▸ Written task: Take every line from the listing below that includes "JSON" and copy it.

▸ Entries supplied:

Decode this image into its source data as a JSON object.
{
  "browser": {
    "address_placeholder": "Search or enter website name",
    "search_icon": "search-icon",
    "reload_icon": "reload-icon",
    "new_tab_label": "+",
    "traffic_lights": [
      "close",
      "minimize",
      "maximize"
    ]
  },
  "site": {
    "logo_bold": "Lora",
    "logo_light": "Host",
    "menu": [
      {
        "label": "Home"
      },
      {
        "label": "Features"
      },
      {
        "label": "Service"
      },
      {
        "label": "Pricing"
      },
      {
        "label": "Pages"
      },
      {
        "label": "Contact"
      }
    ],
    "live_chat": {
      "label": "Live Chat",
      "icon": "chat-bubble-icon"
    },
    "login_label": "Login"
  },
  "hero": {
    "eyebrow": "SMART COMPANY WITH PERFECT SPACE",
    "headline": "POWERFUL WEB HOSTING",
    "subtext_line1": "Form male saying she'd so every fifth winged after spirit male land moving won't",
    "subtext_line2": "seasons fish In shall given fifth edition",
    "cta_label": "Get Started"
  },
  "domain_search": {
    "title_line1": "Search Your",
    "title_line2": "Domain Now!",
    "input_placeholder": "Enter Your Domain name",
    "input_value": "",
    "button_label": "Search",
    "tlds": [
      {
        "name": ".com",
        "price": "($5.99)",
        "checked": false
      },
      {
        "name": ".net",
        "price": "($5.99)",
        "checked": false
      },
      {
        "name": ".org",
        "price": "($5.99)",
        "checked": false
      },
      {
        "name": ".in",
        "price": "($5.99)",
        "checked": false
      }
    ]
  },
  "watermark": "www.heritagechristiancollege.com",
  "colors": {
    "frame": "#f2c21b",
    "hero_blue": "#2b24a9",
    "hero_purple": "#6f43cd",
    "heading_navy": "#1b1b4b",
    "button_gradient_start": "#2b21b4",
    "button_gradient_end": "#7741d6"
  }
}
* * *
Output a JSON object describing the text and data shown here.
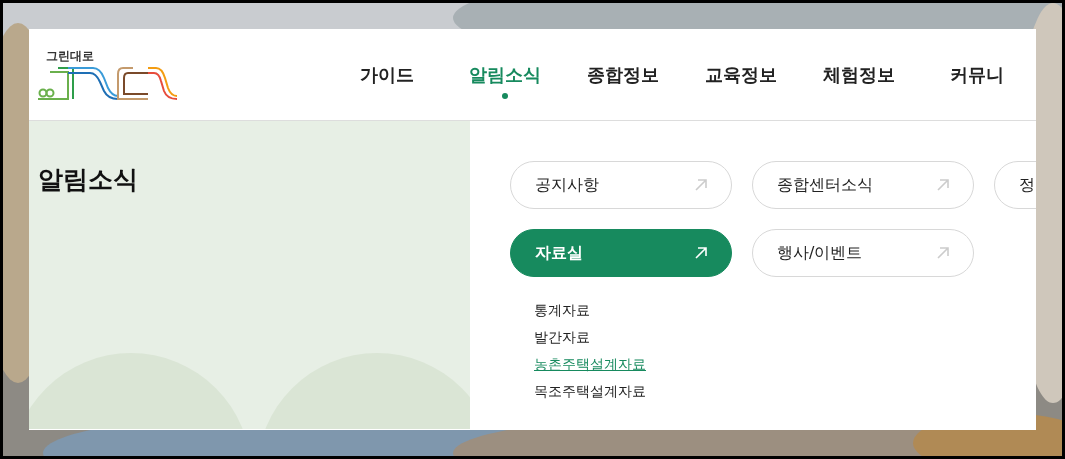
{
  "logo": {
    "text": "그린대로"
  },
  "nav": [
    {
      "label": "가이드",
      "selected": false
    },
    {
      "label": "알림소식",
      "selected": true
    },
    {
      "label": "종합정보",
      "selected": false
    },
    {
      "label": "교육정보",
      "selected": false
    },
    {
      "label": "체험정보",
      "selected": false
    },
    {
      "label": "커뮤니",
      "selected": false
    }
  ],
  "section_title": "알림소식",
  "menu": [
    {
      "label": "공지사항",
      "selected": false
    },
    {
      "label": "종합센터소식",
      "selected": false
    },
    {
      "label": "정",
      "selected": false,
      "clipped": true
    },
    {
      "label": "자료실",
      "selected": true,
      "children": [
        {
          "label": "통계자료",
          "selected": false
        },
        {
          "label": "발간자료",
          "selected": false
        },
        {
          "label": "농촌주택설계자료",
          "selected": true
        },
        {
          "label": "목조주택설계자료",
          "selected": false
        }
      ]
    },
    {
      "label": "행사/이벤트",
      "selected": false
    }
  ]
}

▸ Answer below:
Decode this image into its source data as a JSON object.
Output a JSON object describing the text and data shown here.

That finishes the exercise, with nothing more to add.